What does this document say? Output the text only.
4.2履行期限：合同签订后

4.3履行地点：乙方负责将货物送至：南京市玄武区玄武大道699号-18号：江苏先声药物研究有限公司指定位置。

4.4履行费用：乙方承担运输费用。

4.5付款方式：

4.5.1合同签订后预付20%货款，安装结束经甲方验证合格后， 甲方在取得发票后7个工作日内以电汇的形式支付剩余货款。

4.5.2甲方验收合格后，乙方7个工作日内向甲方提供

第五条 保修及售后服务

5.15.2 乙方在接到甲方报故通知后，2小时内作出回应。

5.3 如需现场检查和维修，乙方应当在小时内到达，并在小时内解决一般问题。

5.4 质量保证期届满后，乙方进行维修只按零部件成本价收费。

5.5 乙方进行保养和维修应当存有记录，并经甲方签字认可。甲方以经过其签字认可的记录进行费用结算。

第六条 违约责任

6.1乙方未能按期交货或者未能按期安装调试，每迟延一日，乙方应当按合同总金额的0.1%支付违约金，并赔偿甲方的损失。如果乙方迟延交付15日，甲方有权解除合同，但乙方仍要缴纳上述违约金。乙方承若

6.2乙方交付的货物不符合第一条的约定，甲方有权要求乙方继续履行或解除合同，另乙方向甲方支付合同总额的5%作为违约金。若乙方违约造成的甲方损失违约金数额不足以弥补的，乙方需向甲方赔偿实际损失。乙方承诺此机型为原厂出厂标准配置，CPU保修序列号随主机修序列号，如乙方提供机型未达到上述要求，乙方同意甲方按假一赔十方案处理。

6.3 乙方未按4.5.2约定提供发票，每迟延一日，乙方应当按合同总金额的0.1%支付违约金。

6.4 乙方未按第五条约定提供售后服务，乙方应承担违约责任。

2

════════════════

Short exercise ->
Take the lines above and retype all of them exactly.

Task answer ->
What does this document say? Output the text only.
4.2履行期限：合同签订后

4.3履行地点：乙方负责将货物送至：南京市玄武区玄武大道699号-18号：江苏先声药物研究有限公司指定位置。

4.4履行费用：乙方承担运输费用。

4.5付款方式：

4.5.1合同签订后预付20%货款，安装结束经甲方验证合格后， 甲方在取得发票后7个工作日内以电汇的形式支付剩余货款。

4.5.2甲方验收合格后，乙方7个工作日内向甲方提供

第五条 保修及售后服务

5.15.2 乙方在接到甲方报故通知后，2小时内作出回应。

5.3 如需现场检查和维修，乙方应当在小时内到达，并在小时内解决一般问题。

5.4 质量保证期届满后，乙方进行维修只按零部件成本价收费。

5.5 乙方进行保养和维修应当存有记录，并经甲方签字认可。甲方以经过其签字认可的记录进行费用结算。

第六条 违约责任

6.1乙方未能按期交货或者未能按期安装调试，每迟延一日，乙方应当按合同总金额的0.1%支付违约金，并赔偿甲方的损失。如果乙方迟延交付15日，甲方有权解除合同，但乙方仍要缴纳上述违约金。乙方承若

6.2乙方交付的货物不符合第一条的约定，甲方有权要求乙方继续履行或解除合同，另乙方向甲方支付合同总额的5%作为违约金。若乙方违约造成的甲方损失违约金数额不足以弥补的，乙方需向甲方赔偿实际损失。乙方承诺此机型为原厂出厂标准配置，CPU保修序列号随主机修序列号，如乙方提供机型未达到上述要求，乙方同意甲方按假一赔十方案处理。

6.3 乙方未按4.5.2约定提供发票，每迟延一日，乙方应当按合同总金额的0.1%支付违约金。

6.4 乙方未按第五条约定提供售后服务，乙方应承担违约责任。

2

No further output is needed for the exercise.